▸ **TO DO**: Transcribe all of the material exactly.

▸ **THE INPUT**:
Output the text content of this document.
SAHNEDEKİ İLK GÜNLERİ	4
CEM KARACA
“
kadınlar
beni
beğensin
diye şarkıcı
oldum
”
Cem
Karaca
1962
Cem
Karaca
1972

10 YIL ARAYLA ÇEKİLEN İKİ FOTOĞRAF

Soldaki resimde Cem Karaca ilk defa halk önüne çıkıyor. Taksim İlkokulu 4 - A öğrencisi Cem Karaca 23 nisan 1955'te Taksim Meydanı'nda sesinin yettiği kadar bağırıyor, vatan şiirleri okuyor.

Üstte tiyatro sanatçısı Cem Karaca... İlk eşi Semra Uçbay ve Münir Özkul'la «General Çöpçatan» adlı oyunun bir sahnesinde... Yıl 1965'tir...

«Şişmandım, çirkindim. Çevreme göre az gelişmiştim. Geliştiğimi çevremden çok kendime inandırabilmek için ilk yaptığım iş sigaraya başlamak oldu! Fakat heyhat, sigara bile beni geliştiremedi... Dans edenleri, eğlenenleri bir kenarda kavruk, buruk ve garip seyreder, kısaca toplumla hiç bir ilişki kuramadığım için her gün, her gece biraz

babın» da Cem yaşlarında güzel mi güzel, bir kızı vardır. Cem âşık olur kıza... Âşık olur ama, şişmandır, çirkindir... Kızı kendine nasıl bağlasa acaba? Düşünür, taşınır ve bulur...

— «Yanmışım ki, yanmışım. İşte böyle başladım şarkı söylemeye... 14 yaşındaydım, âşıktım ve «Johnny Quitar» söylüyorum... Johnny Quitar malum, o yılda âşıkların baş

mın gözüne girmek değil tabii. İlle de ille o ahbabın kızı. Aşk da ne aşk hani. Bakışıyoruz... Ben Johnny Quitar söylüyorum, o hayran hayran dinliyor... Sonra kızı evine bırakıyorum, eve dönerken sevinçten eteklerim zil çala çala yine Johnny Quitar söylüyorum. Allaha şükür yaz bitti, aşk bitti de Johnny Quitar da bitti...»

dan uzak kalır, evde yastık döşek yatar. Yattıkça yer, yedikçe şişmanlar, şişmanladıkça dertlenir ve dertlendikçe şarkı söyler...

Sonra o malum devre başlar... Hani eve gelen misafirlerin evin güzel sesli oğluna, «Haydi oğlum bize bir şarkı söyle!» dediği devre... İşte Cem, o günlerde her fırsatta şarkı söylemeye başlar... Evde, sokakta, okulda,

▸ **THE RESULT**:
Output the text content of this document.
SAHNEDEKİ İLK GÜNLERİ	4
CEM KARACA
“
kadınlar
beni
beğensin
diye şarkıcı
oldum
”
Cem
Karaca
1962
Cem
Karaca
1972

10 YIL ARAYLA ÇEKİLEN İKİ FOTOĞRAF

Soldaki resimde Cem Karaca ilk defa halk önüne çıkıyor. Taksim İlkokulu 4 - A öğrencisi Cem Karaca 23 nisan 1955'te Taksim Meydanı'nda sesinin yettiği kadar bağırıyor, vatan şiirleri okuyor.

Üstte tiyatro sanatçısı Cem Karaca... İlk eşi Semra Uçbay ve Münir Özkul'la «General Çöpçatan» adlı oyunun bir sahnesinde... Yıl 1965'tir...

«Şişmandım, çirkindim. Çevreme göre az gelişmiştim. Geliştiğimi çevremden çok kendime inandırabilmek için ilk yaptığım iş sigaraya başlamak oldu! Fakat heyhat, sigara bile beni geliştiremedi... Dans edenleri, eğlenenleri bir kenarda kavruk, buruk ve garip seyreder, kısaca toplumla hiç bir ilişki kuramadığım için her gün, her gece biraz

babın» da Cem yaşlarında güzel mi güzel, bir kızı vardır. Cem âşık olur kıza... Âşık olur ama, şişmandır, çirkindir... Kızı kendine nasıl bağlasa acaba? Düşünür, taşınır ve bulur...

— «Yanmışım ki, yanmışım. İşte böyle başladım şarkı söylemeye... 14 yaşındaydım, âşıktım ve «Johnny Quitar» söylüyorum... Johnny Quitar malum, o yılda âşıkların baş

mın gözüne girmek değil tabii. İlle de ille o ahbabın kızı. Aşk da ne aşk hani. Bakışıyoruz... Ben Johnny Quitar söylüyorum, o hayran hayran dinliyor... Sonra kızı evine bırakıyorum, eve dönerken sevinçten eteklerim zil çala çala yine Johnny Quitar söylüyorum. Allaha şükür yaz bitti, aşk bitti de Johnny Quitar da bitti...»

dan uzak kalır, evde yastık döşek yatar. Yattıkça yer, yedikçe şişmanlar, şişmanladıkça dertlenir ve dertlendikçe şarkı söyler...

Sonra o malum devre başlar... Hani eve gelen misafirlerin evin güzel sesli oğluna, «Haydi oğlum bize bir şarkı söyle!» dediği devre... İşte Cem, o günlerde her fırsatta şarkı söylemeye başlar... Evde, sokakta, okulda,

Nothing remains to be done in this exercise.